**DO THIS:** Please repeat all of the listing exactly.

**DATASET RECORDS:**
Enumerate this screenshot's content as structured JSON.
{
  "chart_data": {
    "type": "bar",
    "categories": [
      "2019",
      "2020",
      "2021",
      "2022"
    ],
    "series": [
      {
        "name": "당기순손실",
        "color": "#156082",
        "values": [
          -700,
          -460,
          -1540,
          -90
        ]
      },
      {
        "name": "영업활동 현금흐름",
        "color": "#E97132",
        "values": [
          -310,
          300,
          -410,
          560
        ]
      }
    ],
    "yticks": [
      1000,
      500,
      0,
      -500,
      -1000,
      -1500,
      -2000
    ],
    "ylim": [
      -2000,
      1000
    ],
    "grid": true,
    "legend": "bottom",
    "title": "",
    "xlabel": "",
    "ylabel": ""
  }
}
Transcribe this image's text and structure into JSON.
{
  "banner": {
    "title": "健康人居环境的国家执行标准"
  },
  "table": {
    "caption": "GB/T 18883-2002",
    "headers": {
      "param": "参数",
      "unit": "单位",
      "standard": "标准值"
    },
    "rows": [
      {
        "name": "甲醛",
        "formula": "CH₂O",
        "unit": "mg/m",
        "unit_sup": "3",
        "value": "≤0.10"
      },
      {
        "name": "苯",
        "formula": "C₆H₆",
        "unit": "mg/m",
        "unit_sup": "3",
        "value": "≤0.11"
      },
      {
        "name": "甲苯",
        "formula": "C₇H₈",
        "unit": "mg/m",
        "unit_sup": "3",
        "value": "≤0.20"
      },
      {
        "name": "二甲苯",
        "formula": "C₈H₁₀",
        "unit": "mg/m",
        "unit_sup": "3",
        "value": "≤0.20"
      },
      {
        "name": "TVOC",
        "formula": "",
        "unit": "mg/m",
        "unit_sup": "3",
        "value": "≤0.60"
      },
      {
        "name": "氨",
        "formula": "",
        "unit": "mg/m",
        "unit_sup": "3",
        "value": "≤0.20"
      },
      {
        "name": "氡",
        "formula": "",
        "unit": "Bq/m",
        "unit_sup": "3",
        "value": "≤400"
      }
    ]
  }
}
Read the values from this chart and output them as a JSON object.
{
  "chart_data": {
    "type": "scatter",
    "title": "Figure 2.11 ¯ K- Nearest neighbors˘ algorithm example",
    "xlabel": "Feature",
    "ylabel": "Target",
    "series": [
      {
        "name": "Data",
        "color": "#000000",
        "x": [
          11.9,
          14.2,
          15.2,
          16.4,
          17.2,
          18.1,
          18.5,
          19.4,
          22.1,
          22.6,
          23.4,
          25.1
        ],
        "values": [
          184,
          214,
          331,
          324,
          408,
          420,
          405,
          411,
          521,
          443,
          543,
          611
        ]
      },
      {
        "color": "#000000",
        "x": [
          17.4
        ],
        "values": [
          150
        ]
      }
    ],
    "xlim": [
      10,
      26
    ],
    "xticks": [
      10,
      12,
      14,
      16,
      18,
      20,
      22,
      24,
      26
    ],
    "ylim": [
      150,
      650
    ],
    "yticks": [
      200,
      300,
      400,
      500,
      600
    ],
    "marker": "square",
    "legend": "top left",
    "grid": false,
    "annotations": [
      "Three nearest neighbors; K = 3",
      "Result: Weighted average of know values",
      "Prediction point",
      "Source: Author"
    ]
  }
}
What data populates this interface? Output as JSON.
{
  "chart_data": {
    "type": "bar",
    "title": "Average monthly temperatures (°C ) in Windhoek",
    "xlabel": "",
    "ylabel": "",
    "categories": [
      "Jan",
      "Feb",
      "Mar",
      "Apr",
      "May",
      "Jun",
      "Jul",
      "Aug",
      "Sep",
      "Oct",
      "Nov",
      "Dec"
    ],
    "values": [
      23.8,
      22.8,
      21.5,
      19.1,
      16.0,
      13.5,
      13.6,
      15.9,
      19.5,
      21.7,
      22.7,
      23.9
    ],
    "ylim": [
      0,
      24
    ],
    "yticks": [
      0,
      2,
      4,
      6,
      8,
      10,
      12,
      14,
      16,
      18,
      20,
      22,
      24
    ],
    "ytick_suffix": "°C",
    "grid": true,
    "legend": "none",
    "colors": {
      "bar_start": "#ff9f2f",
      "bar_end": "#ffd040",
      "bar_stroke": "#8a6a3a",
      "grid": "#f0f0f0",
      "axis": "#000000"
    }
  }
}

**WRITTEN ANSWER:**
Enumerate this screenshot's content as structured JSON.
{
  "chart_data": {
    "type": "bar",
    "categories": [
      "2019",
      "2020",
      "2021",
      "2022"
    ],
    "series": [
      {
        "name": "당기순손실",
        "color": "#156082",
        "values": [
          -700,
          -460,
          -1540,
          -90
        ]
      },
      {
        "name": "영업활동 현금흐름",
        "color": "#E97132",
        "values": [
          -310,
          300,
          -410,
          560
        ]
      }
    ],
    "yticks": [
      1000,
      500,
      0,
      -500,
      -1000,
      -1500,
      -2000
    ],
    "ylim": [
      -2000,
      1000
    ],
    "grid": true,
    "legend": "bottom",
    "title": "",
    "xlabel": "",
    "ylabel": ""
  }
}
Transcribe this image's text and structure into JSON.
{
  "banner": {
    "title": "健康人居环境的国家执行标准"
  },
  "table": {
    "caption": "GB/T 18883-2002",
    "headers": {
      "param": "参数",
      "unit": "单位",
      "standard": "标准值"
    },
    "rows": [
      {
        "name": "甲醛",
        "formula": "CH₂O",
        "unit": "mg/m",
        "unit_sup": "3",
        "value": "≤0.10"
      },
      {
        "name": "苯",
        "formula": "C₆H₆",
        "unit": "mg/m",
        "unit_sup": "3",
        "value": "≤0.11"
      },
      {
        "name": "甲苯",
        "formula": "C₇H₈",
        "unit": "mg/m",
        "unit_sup": "3",
        "value": "≤0.20"
      },
      {
        "name": "二甲苯",
        "formula": "C₈H₁₀",
        "unit": "mg/m",
        "unit_sup": "3",
        "value": "≤0.20"
      },
      {
        "name": "TVOC",
        "formula": "",
        "unit": "mg/m",
        "unit_sup": "3",
        "value": "≤0.60"
      },
      {
        "name": "氨",
        "formula": "",
        "unit": "mg/m",
        "unit_sup": "3",
        "value": "≤0.20"
      },
      {
        "name": "氡",
        "formula": "",
        "unit": "Bq/m",
        "unit_sup": "3",
        "value": "≤400"
      }
    ]
  }
}
Read the values from this chart and output them as a JSON object.
{
  "chart_data": {
    "type": "scatter",
    "title": "Figure 2.11 ¯ K- Nearest neighbors˘ algorithm example",
    "xlabel": "Feature",
    "ylabel": "Target",
    "series": [
      {
        "name": "Data",
        "color": "#000000",
        "x": [
          11.9,
          14.2,
          15.2,
          16.4,
          17.2,
          18.1,
          18.5,
          19.4,
          22.1,
          22.6,
          23.4,
          25.1
        ],
        "values": [
          184,
          214,
          331,
          324,
          408,
          420,
          405,
          411,
          521,
          443,
          543,
          611
        ]
      },
      {
        "color": "#000000",
        "x": [
          17.4
        ],
        "values": [
          150
        ]
      }
    ],
    "xlim": [
      10,
      26
    ],
    "xticks": [
      10,
      12,
      14,
      16,
      18,
      20,
      22,
      24,
      26
    ],
    "ylim": [
      150,
      650
    ],
    "yticks": [
      200,
      300,
      400,
      500,
      600
    ],
    "marker": "square",
    "legend": "top left",
    "grid": false,
    "annotations": [
      "Three nearest neighbors; K = 3",
      "Result: Weighted average of know values",
      "Prediction point",
      "Source: Author"
    ]
  }
}
What data populates this interface? Output as JSON.
{
  "chart_data": {
    "type": "bar",
    "title": "Average monthly temperatures (°C ) in Windhoek",
    "xlabel": "",
    "ylabel": "",
    "categories": [
      "Jan",
      "Feb",
      "Mar",
      "Apr",
      "May",
      "Jun",
      "Jul",
      "Aug",
      "Sep",
      "Oct",
      "Nov",
      "Dec"
    ],
    "values": [
      23.8,
      22.8,
      21.5,
      19.1,
      16.0,
      13.5,
      13.6,
      15.9,
      19.5,
      21.7,
      22.7,
      23.9
    ],
    "ylim": [
      0,
      24
    ],
    "yticks": [
      0,
      2,
      4,
      6,
      8,
      10,
      12,
      14,
      16,
      18,
      20,
      22,
      24
    ],
    "ytick_suffix": "°C",
    "grid": true,
    "legend": "none",
    "colors": {
      "bar_start": "#ff9f2f",
      "bar_end": "#ffd040",
      "bar_stroke": "#8a6a3a",
      "grid": "#f0f0f0",
      "axis": "#000000"
    }
  }
}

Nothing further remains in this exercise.